◆ PROBLEM TO WORK ON:
Find each line holding "value" and copy it out.

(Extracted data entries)
#####

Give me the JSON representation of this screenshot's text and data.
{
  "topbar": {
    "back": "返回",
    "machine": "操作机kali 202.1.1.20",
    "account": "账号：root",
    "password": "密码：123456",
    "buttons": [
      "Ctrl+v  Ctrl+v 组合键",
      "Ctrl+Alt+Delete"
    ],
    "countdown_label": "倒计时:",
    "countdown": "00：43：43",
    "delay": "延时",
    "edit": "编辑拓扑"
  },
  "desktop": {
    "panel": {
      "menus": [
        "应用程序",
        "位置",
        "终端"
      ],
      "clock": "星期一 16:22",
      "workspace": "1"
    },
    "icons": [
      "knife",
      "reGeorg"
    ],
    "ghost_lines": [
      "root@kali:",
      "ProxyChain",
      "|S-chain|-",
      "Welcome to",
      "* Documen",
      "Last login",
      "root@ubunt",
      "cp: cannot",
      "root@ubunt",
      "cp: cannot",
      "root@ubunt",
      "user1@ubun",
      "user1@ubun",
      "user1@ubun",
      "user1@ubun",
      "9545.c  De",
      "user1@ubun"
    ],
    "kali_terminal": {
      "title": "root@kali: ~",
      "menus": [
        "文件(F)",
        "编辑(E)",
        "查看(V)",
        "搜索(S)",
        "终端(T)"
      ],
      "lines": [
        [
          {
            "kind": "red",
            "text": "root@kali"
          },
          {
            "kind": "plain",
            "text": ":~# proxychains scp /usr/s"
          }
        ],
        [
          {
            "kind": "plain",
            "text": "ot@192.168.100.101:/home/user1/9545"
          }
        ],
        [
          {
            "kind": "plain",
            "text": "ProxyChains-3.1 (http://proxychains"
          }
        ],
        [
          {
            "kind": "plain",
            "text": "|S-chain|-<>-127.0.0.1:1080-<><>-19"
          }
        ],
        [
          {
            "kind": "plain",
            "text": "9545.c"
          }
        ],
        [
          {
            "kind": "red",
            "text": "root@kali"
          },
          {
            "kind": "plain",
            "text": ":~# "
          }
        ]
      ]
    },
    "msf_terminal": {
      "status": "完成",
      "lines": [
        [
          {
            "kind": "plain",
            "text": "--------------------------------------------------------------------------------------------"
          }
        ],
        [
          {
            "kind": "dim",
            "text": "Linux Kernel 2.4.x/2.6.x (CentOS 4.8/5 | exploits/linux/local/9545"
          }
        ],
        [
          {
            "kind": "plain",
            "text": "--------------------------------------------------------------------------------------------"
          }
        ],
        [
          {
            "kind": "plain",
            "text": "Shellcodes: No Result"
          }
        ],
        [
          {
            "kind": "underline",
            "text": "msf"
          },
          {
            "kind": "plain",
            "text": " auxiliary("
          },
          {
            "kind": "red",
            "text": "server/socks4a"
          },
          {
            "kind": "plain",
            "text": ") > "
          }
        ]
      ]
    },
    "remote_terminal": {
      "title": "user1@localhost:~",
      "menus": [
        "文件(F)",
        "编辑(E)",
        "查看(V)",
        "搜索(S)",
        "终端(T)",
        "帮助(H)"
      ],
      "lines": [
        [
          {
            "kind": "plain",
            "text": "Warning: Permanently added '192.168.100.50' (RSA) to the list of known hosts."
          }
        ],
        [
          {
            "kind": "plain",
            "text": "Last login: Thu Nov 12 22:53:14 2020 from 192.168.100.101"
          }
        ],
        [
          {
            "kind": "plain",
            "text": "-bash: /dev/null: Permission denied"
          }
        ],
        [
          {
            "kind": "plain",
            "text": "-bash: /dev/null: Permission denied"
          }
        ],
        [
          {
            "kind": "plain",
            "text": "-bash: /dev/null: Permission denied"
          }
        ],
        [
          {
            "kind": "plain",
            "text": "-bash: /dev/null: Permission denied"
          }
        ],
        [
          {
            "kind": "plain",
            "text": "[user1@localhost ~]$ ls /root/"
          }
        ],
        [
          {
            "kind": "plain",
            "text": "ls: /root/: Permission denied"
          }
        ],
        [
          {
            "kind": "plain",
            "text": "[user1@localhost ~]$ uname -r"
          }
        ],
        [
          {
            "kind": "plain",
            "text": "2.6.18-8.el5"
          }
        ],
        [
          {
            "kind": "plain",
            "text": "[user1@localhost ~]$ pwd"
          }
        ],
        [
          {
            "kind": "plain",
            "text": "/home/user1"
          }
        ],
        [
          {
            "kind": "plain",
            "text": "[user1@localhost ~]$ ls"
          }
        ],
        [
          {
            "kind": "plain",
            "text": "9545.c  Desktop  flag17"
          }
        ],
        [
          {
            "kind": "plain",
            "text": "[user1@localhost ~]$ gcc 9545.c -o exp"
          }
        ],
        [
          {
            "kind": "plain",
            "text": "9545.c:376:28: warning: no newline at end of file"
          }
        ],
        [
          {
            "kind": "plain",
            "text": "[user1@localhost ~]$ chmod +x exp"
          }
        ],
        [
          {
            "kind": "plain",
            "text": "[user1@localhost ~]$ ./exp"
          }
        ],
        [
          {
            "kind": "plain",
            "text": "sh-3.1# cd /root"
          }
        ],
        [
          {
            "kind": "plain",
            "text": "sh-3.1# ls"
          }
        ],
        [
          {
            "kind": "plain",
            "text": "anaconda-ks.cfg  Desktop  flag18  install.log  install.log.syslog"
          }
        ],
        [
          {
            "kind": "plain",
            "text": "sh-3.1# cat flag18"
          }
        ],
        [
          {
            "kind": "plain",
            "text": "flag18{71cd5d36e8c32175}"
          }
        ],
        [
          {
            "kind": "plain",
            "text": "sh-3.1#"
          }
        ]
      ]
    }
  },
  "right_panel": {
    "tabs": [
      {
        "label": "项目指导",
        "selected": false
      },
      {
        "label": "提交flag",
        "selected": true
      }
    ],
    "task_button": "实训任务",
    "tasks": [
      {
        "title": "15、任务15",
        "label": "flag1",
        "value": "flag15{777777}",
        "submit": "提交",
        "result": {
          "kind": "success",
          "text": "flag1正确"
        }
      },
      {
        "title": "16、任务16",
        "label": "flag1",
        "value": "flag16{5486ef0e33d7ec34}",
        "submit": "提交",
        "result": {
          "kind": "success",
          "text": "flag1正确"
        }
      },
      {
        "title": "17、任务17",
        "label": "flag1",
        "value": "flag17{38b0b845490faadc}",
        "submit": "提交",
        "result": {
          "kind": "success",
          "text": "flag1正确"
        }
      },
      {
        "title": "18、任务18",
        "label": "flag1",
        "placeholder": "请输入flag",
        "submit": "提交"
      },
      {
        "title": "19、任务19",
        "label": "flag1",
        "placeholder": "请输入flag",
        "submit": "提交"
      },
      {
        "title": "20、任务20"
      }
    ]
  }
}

#####

◆ TASK ANSWER:
        "value": "flag15{777777}",
        "value": "flag16{5486ef0e33d7ec34}",
        "value": "flag17{38b0b845490faadc}",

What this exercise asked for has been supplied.